======== Material provided ========
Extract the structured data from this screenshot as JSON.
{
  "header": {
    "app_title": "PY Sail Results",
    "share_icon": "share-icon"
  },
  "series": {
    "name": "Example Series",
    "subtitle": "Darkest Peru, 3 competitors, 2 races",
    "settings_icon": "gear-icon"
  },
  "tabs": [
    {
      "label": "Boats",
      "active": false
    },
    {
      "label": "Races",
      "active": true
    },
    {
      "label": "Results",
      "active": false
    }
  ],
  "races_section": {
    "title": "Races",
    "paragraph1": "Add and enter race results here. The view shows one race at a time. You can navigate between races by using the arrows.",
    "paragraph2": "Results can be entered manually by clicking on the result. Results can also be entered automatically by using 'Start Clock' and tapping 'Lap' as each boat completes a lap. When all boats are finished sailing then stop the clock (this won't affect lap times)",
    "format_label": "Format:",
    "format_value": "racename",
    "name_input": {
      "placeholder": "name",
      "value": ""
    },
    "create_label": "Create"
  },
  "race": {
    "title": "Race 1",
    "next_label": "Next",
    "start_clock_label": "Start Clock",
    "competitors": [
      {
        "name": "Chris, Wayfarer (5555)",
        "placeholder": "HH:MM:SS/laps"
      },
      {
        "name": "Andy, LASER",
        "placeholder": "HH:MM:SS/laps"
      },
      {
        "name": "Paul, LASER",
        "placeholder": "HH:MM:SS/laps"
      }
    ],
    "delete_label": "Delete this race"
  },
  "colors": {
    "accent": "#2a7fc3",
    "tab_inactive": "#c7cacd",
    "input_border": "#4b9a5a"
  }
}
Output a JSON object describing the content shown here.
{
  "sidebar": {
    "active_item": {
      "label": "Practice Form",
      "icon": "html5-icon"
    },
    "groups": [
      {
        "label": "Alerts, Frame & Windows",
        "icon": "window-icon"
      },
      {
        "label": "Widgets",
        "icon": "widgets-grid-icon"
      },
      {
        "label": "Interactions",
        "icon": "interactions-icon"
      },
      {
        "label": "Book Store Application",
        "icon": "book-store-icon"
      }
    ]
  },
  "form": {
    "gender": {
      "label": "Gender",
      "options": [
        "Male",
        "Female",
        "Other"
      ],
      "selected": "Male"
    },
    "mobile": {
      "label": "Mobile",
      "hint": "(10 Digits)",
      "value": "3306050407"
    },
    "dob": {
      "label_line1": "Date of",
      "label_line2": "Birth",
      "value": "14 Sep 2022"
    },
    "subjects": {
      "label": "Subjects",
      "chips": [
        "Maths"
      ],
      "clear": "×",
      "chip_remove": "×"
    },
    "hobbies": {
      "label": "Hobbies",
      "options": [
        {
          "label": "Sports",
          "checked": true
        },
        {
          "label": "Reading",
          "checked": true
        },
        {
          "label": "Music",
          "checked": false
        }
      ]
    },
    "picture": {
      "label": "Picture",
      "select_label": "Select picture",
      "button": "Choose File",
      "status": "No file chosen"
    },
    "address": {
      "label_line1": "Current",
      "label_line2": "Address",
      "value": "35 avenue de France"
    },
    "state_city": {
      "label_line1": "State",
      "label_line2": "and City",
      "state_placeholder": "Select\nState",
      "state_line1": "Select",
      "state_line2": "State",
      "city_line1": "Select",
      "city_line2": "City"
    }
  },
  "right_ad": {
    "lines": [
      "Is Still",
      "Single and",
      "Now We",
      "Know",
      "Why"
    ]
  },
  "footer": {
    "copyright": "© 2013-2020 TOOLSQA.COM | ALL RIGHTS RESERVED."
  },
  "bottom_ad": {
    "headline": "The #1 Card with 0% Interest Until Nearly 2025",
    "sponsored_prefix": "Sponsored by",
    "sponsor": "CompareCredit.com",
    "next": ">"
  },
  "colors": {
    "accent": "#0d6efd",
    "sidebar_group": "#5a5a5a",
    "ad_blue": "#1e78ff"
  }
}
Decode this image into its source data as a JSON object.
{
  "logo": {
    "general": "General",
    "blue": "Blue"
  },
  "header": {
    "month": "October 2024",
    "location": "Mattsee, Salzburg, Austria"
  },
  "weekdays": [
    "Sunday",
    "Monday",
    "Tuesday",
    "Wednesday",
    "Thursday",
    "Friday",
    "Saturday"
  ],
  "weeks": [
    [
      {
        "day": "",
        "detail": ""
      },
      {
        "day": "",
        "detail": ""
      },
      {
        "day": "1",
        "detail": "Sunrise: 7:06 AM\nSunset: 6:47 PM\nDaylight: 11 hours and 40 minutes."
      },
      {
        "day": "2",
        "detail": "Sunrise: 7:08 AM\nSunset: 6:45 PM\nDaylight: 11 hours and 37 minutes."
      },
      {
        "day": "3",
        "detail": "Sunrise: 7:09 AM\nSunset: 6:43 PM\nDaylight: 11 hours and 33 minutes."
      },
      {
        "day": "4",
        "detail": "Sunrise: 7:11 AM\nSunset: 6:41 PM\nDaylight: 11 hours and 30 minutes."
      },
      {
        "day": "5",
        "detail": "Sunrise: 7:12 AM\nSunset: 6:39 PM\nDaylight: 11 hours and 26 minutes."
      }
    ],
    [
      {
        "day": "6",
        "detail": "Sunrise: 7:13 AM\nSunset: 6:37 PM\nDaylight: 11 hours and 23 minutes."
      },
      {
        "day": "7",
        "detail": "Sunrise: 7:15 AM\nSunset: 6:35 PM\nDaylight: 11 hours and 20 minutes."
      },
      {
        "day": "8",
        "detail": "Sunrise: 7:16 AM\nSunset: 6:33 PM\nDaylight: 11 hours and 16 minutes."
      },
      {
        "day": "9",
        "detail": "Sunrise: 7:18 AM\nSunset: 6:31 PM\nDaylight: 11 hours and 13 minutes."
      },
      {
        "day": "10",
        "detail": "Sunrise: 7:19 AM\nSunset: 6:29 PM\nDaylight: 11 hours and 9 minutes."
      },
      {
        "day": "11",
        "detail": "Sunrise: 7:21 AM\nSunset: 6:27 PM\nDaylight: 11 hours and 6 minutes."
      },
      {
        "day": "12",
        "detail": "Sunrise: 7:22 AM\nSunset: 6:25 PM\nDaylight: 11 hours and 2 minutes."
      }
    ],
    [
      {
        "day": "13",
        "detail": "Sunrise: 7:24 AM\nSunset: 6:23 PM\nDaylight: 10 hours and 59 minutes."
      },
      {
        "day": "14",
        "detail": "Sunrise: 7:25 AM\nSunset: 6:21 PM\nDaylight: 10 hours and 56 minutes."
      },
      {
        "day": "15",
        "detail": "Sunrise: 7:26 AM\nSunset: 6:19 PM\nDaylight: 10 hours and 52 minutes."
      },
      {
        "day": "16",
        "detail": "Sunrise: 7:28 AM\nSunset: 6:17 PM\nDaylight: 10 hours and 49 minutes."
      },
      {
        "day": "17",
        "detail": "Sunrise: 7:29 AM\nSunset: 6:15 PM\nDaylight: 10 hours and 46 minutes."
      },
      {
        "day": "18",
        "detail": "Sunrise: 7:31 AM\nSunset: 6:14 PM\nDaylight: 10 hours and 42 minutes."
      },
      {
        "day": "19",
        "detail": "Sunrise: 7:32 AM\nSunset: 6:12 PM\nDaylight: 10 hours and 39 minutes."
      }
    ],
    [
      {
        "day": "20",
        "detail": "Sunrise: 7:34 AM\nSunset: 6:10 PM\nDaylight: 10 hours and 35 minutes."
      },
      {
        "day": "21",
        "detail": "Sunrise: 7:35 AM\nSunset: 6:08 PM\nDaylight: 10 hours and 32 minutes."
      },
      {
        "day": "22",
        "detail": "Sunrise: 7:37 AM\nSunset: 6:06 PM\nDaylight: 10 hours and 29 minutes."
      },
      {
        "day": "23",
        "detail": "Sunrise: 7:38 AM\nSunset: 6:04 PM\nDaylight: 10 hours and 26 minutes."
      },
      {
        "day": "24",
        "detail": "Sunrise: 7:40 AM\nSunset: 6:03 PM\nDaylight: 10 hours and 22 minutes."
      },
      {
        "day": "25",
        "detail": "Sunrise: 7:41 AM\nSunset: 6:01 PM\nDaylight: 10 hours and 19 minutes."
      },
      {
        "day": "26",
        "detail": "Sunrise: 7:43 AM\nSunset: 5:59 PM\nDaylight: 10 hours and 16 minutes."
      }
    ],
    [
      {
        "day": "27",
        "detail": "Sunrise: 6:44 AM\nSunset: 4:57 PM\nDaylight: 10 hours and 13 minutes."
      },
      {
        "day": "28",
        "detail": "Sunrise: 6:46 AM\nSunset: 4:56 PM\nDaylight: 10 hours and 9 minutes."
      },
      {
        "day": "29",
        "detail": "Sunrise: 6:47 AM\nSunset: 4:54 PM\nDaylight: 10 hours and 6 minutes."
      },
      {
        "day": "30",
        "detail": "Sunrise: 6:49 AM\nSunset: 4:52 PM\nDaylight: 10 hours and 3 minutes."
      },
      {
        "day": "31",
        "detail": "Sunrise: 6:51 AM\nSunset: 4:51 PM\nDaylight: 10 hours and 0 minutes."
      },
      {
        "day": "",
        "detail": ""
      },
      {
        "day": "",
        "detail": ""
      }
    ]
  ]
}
========
## Task directions
Scan the lines above for "object", then copy every one that has it.

## Answer to this problem
Output a JSON object describing the content shown here.
Decode this image into its source data as a JSON object.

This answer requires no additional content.